REQUIREMENT » Copy out, from the entries below, each line holding the string "type".

Stored data

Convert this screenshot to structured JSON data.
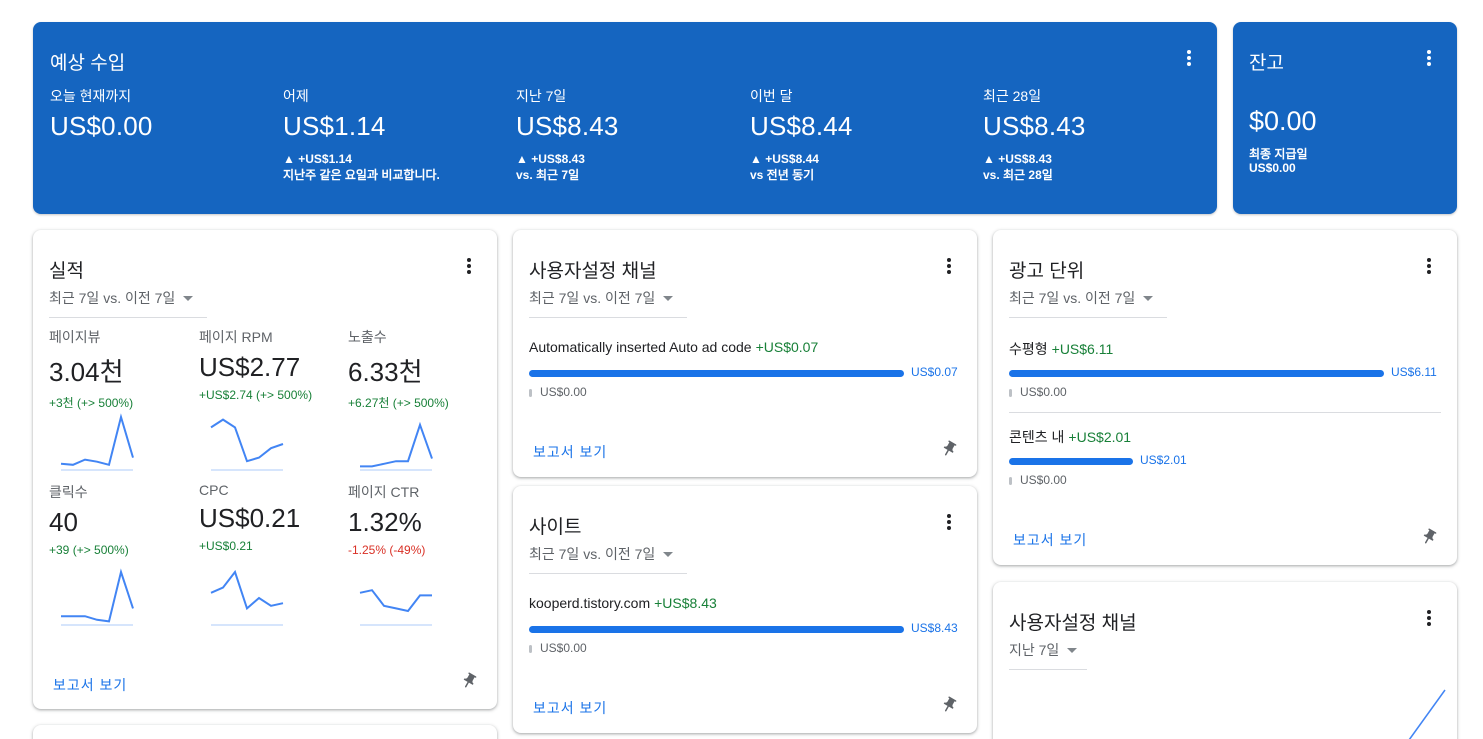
{
  "estimated_earnings": {
    "title": "예상 수입",
    "metrics": [
      {
        "label": "오늘 현재까지",
        "value": "US$0.00",
        "delta": "",
        "compare": ""
      },
      {
        "label": "어제",
        "value": "US$1.14",
        "delta": "▲ +US$1.14",
        "compare": "지난주 같은 요일과 비교합니다."
      },
      {
        "label": "지난 7일",
        "value": "US$8.43",
        "delta": "▲ +US$8.43",
        "compare": "vs. 최근 7일"
      },
      {
        "label": "이번 달",
        "value": "US$8.44",
        "delta": "▲ +US$8.44",
        "compare": "vs 전년 동기"
      },
      {
        "label": "최근 28일",
        "value": "US$8.43",
        "delta": "▲ +US$8.43",
        "compare": "vs. 최근 28일"
      }
    ]
  },
  "balance": {
    "title": "잔고",
    "value": "$0.00",
    "last_payment_label": "최종 지급일",
    "last_payment_value": "US$0.00"
  },
  "performance": {
    "title": "실적",
    "range": "최근 7일 vs. 이전 7일",
    "metrics": [
      {
        "label": "페이지뷰",
        "value": "3.04천",
        "delta": "+3천 (+> 500%)",
        "trend": "up",
        "spark": [
          0.1,
          0.08,
          0.18,
          0.14,
          0.08,
          1.0,
          0.22
        ]
      },
      {
        "label": "페이지 RPM",
        "value": "US$2.77",
        "delta": "+US$2.74 (+> 500%)",
        "trend": "up",
        "spark": [
          0.8,
          0.95,
          0.8,
          0.15,
          0.22,
          0.4,
          0.48
        ]
      },
      {
        "label": "노출수",
        "value": "6.33천",
        "delta": "+6.27천 (+> 500%)",
        "trend": "up",
        "spark": [
          0.05,
          0.05,
          0.1,
          0.15,
          0.15,
          0.85,
          0.2
        ]
      },
      {
        "label": "클릭수",
        "value": "40",
        "delta": "+39 (+> 500%)",
        "trend": "up",
        "spark": [
          0.15,
          0.15,
          0.15,
          0.08,
          0.05,
          1.0,
          0.3
        ]
      },
      {
        "label": "CPC",
        "value": "US$0.21",
        "delta": "+US$0.21",
        "trend": "up",
        "spark": [
          0.6,
          0.7,
          1.0,
          0.3,
          0.5,
          0.35,
          0.4
        ]
      },
      {
        "label": "페이지 CTR",
        "value": "1.32%",
        "delta": "-1.25% (-49%)",
        "trend": "down",
        "spark": [
          0.6,
          0.65,
          0.35,
          0.3,
          0.25,
          0.55,
          0.55
        ]
      }
    ],
    "report_link": "보고서 보기"
  },
  "custom_channels": {
    "title": "사용자설정 채널",
    "range": "최근 7일 vs. 이전 7일",
    "rows": [
      {
        "name": "Automatically inserted Auto ad code",
        "delta": "+US$0.07",
        "value": "US$0.07",
        "fill": 1.0,
        "zero": "US$0.00"
      }
    ],
    "report_link": "보고서 보기"
  },
  "sites": {
    "title": "사이트",
    "range": "최근 7일 vs. 이전 7일",
    "rows": [
      {
        "name": "kooperd.tistory.com",
        "delta": "+US$8.43",
        "value": "US$8.43",
        "fill": 1.0,
        "zero": "US$0.00"
      }
    ],
    "report_link": "보고서 보기"
  },
  "ad_units": {
    "title": "광고 단위",
    "range": "최근 7일 vs. 이전 7일",
    "rows": [
      {
        "name": "수평형",
        "delta": "+US$6.11",
        "value": "US$6.11",
        "fill": 1.0,
        "zero": "US$0.00"
      },
      {
        "name": "콘텐츠 내",
        "delta": "+US$2.01",
        "value": "US$2.01",
        "fill": 0.33,
        "zero": "US$0.00"
      }
    ],
    "report_link": "보고서 보기"
  },
  "custom_channels_2": {
    "title": "사용자설정 채널",
    "range": "지난 7일"
  },
  "colors": {
    "brand_blue": "#1565c0",
    "accent": "#1a73e8",
    "positive": "#188038",
    "negative": "#d93025"
  }
}
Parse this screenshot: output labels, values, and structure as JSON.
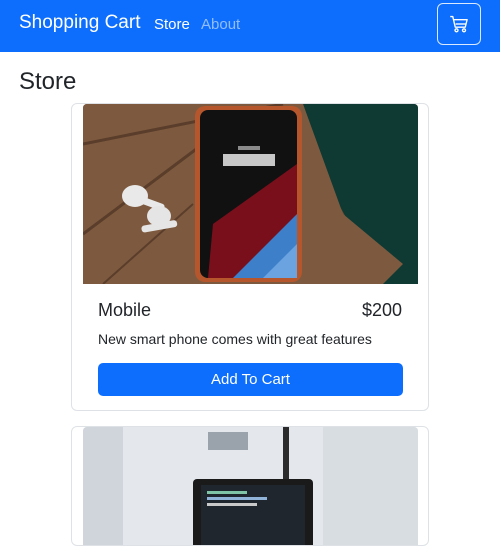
{
  "navbar": {
    "brand": "Shopping Cart",
    "links": [
      {
        "label": "Store",
        "active": true
      },
      {
        "label": "About",
        "active": false
      }
    ],
    "cart_icon": "cart-icon"
  },
  "page": {
    "title": "Store"
  },
  "products": [
    {
      "name": "Mobile",
      "price": "$200",
      "description": "New smart phone comes with great features",
      "button_label": "Add To Cart",
      "image": "phone-with-earbuds-photo"
    },
    {
      "image": "laptop-desk-photo"
    }
  ],
  "colors": {
    "primary": "#0d6efd",
    "text": "#212529",
    "border": "#dee2e6"
  }
}
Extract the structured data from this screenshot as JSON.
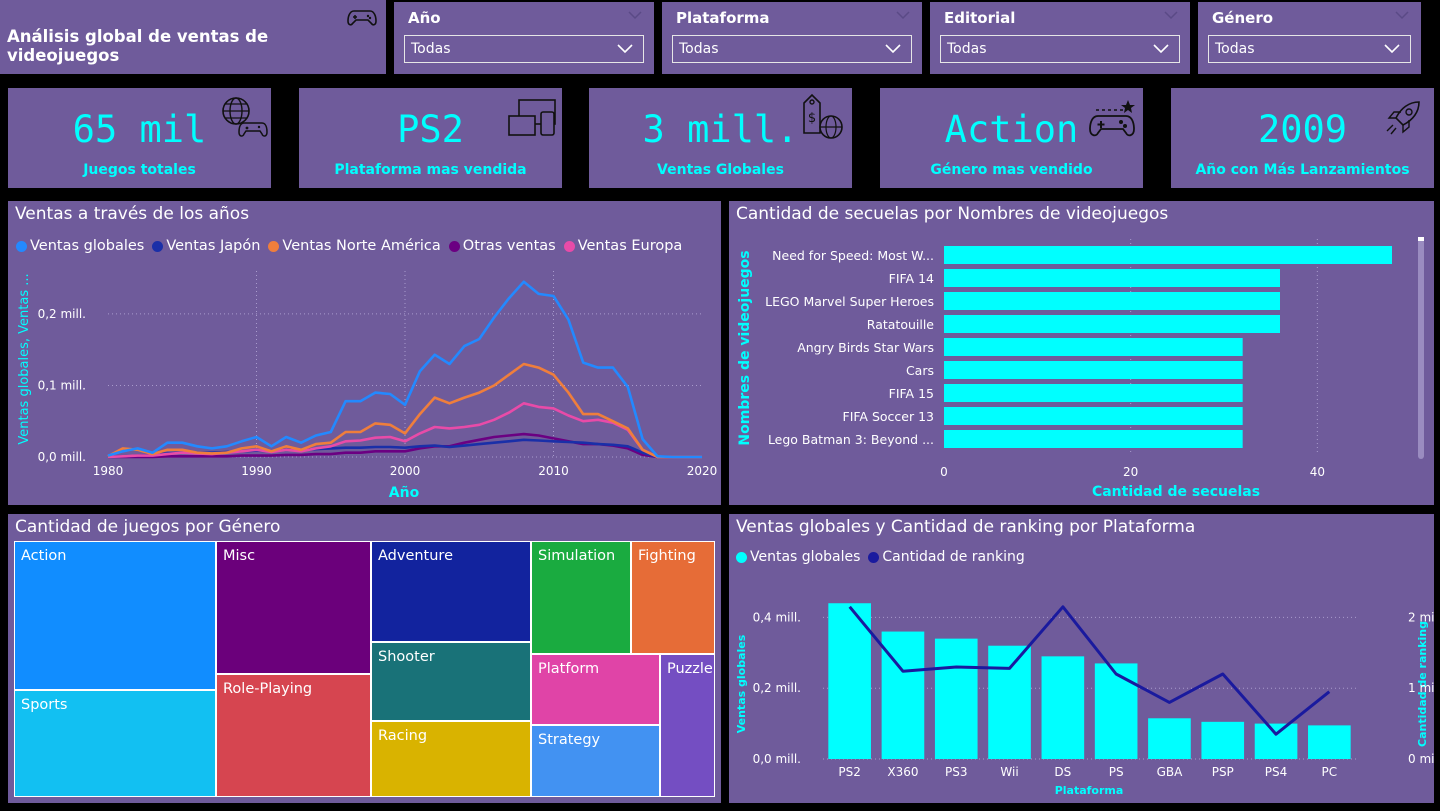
{
  "header": {
    "title": "Análisis global de ventas de videojuegos"
  },
  "slicers": [
    {
      "label": "Año",
      "value": "Todas"
    },
    {
      "label": "Plataforma",
      "value": "Todas"
    },
    {
      "label": "Editorial",
      "value": "Todas"
    },
    {
      "label": "Género",
      "value": "Todas"
    }
  ],
  "kpis": [
    {
      "value": "65 mil",
      "caption": "Juegos totales",
      "icon": "globe-gamepad-icon"
    },
    {
      "value": "PS2",
      "caption": "Plataforma mas vendida",
      "icon": "devices-icon"
    },
    {
      "value": "3 mill.",
      "caption": "Ventas Globales",
      "icon": "price-tag-globe-icon"
    },
    {
      "value": "Action",
      "caption": "Género mas vendido",
      "icon": "gamepad-star-icon"
    },
    {
      "value": "2009",
      "caption": "Año con Más Lanzamientos",
      "icon": "rocket-icon"
    }
  ],
  "colors": {
    "panel": "#6f5b9b",
    "accent": "#00ffff",
    "background": "#000000"
  },
  "chart_data": [
    {
      "type": "line",
      "title": "Ventas a través de los años",
      "xlabel": "Año",
      "ylabel": "Ventas globales, Ventas ...",
      "xlim": [
        1980,
        2020
      ],
      "ylim": [
        0,
        0.26
      ],
      "xticks": [
        "1980",
        "1990",
        "2000",
        "2010",
        "2020"
      ],
      "yticks": [
        {
          "v": 0,
          "label": "0,0 mill."
        },
        {
          "v": 0.1,
          "label": "0,1 mill."
        },
        {
          "v": 0.2,
          "label": "0,2 mill."
        }
      ],
      "x": [
        1980,
        1981,
        1982,
        1983,
        1984,
        1985,
        1986,
        1987,
        1988,
        1989,
        1990,
        1991,
        1992,
        1993,
        1994,
        1995,
        1996,
        1997,
        1998,
        1999,
        2000,
        2001,
        2002,
        2003,
        2004,
        2005,
        2006,
        2007,
        2008,
        2009,
        2010,
        2011,
        2012,
        2013,
        2014,
        2015,
        2016,
        2017,
        2018,
        2019,
        2020
      ],
      "series": [
        {
          "name": "Ventas globales",
          "color": "#2389ff",
          "values": [
            0.002,
            0.008,
            0.012,
            0.006,
            0.02,
            0.02,
            0.015,
            0.012,
            0.015,
            0.022,
            0.028,
            0.015,
            0.028,
            0.02,
            0.03,
            0.035,
            0.078,
            0.078,
            0.09,
            0.088,
            0.073,
            0.12,
            0.143,
            0.13,
            0.155,
            0.165,
            0.195,
            0.222,
            0.245,
            0.228,
            0.225,
            0.192,
            0.132,
            0.125,
            0.125,
            0.098,
            0.025,
            0.001,
            0,
            0,
            0
          ]
        },
        {
          "name": "Ventas Japón",
          "color": "#1a2fa8",
          "values": [
            0,
            0.001,
            0.002,
            0.003,
            0.005,
            0.006,
            0.006,
            0.006,
            0.007,
            0.008,
            0.009,
            0.008,
            0.01,
            0.01,
            0.011,
            0.012,
            0.013,
            0.013,
            0.014,
            0.014,
            0.013,
            0.015,
            0.016,
            0.014,
            0.016,
            0.018,
            0.02,
            0.022,
            0.024,
            0.023,
            0.022,
            0.021,
            0.02,
            0.018,
            0.017,
            0.015,
            0.006,
            0,
            0,
            0,
            0
          ]
        },
        {
          "name": "Ventas Norte América",
          "color": "#ef7e3c",
          "values": [
            0.001,
            0.012,
            0.01,
            0.004,
            0.01,
            0.01,
            0.006,
            0.005,
            0.006,
            0.012,
            0.015,
            0.008,
            0.015,
            0.01,
            0.018,
            0.02,
            0.035,
            0.035,
            0.047,
            0.045,
            0.033,
            0.06,
            0.083,
            0.075,
            0.083,
            0.09,
            0.1,
            0.115,
            0.13,
            0.125,
            0.115,
            0.09,
            0.06,
            0.06,
            0.05,
            0.04,
            0.01,
            0,
            0,
            0,
            0
          ]
        },
        {
          "name": "Otras ventas",
          "color": "#6b0082",
          "values": [
            0,
            0,
            0,
            0,
            0.001,
            0.001,
            0.001,
            0.001,
            0.001,
            0.002,
            0.002,
            0.002,
            0.003,
            0.003,
            0.004,
            0.004,
            0.006,
            0.006,
            0.008,
            0.008,
            0.008,
            0.012,
            0.015,
            0.015,
            0.02,
            0.024,
            0.028,
            0.03,
            0.032,
            0.03,
            0.026,
            0.022,
            0.018,
            0.018,
            0.016,
            0.012,
            0.003,
            0,
            0,
            0,
            0
          ]
        },
        {
          "name": "Ventas Europa",
          "color": "#e84ba8",
          "values": [
            0,
            0.001,
            0.002,
            0.002,
            0.004,
            0.006,
            0.005,
            0.004,
            0.006,
            0.008,
            0.01,
            0.007,
            0.01,
            0.008,
            0.012,
            0.015,
            0.022,
            0.023,
            0.027,
            0.028,
            0.022,
            0.033,
            0.042,
            0.04,
            0.042,
            0.045,
            0.052,
            0.062,
            0.075,
            0.07,
            0.068,
            0.058,
            0.05,
            0.052,
            0.048,
            0.038,
            0.01,
            0,
            0,
            0,
            0
          ]
        }
      ]
    },
    {
      "type": "bar",
      "orientation": "horizontal",
      "title": "Cantidad de secuelas por Nombres de videojuegos",
      "xlabel": "Cantidad de secuelas",
      "ylabel": "Nombres de videojuegos",
      "xlim": [
        0,
        48
      ],
      "xticks": [
        "0",
        "20",
        "40"
      ],
      "categories": [
        "Need for Speed: Most W...",
        "FIFA 14",
        "LEGO Marvel Super Heroes",
        "Ratatouille",
        "Angry Birds Star Wars",
        "Cars",
        "FIFA 15",
        "FIFA Soccer 13",
        "Lego Batman 3: Beyond ..."
      ],
      "values": [
        48,
        36,
        36,
        36,
        32,
        32,
        32,
        32,
        32
      ],
      "color": "#00ffff"
    },
    {
      "type": "treemap",
      "title": "Cantidad de juegos por Género",
      "categories": [
        "Action",
        "Sports",
        "Misc",
        "Role-Playing",
        "Adventure",
        "Shooter",
        "Racing",
        "Simulation",
        "Fighting",
        "Platform",
        "Puzzle",
        "Strategy"
      ],
      "colors": [
        "#118dff",
        "#12c0f2",
        "#6b007b",
        "#d64550",
        "#12239e",
        "#197278",
        "#d9b300",
        "#1aab40",
        "#e66c37",
        "#e044a7",
        "#744ec2",
        "#4292f2"
      ]
    },
    {
      "type": "bar+line",
      "title": "Ventas globales y Cantidad de ranking por Plataforma",
      "xlabel": "Plataforma",
      "ylabel": "Ventas globales",
      "y2label": "Cantidad de ranking",
      "categories": [
        "PS2",
        "X360",
        "PS3",
        "Wii",
        "DS",
        "PS",
        "GBA",
        "PSP",
        "PS4",
        "PC"
      ],
      "series": [
        {
          "name": "Ventas globales",
          "type": "bar",
          "color": "#00ffff",
          "values": [
            0.44,
            0.36,
            0.34,
            0.32,
            0.29,
            0.27,
            0.115,
            0.105,
            0.1,
            0.095
          ]
        },
        {
          "name": "Cantidad de ranking",
          "type": "line",
          "color": "#1a1a9e",
          "values": [
            2150,
            1240,
            1300,
            1280,
            2150,
            1200,
            800,
            1200,
            350,
            950
          ]
        }
      ],
      "ylim": [
        0,
        0.5
      ],
      "y2lim": [
        0,
        2500
      ],
      "yticks": [
        {
          "v": 0,
          "label": "0,0 mill."
        },
        {
          "v": 0.2,
          "label": "0,2 mill."
        },
        {
          "v": 0.4,
          "label": "0,4 mill."
        }
      ],
      "y2ticks": [
        {
          "v": 0,
          "label": "0 mil"
        },
        {
          "v": 1000,
          "label": "1 mil"
        },
        {
          "v": 2000,
          "label": "2 mil"
        }
      ]
    }
  ]
}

ANSWER TO THE PROBLEM »
      "type": "line",
      "type": "bar",
      "type": "treemap",
      "type": "bar+line",
          "type": "bar",
          "type": "line",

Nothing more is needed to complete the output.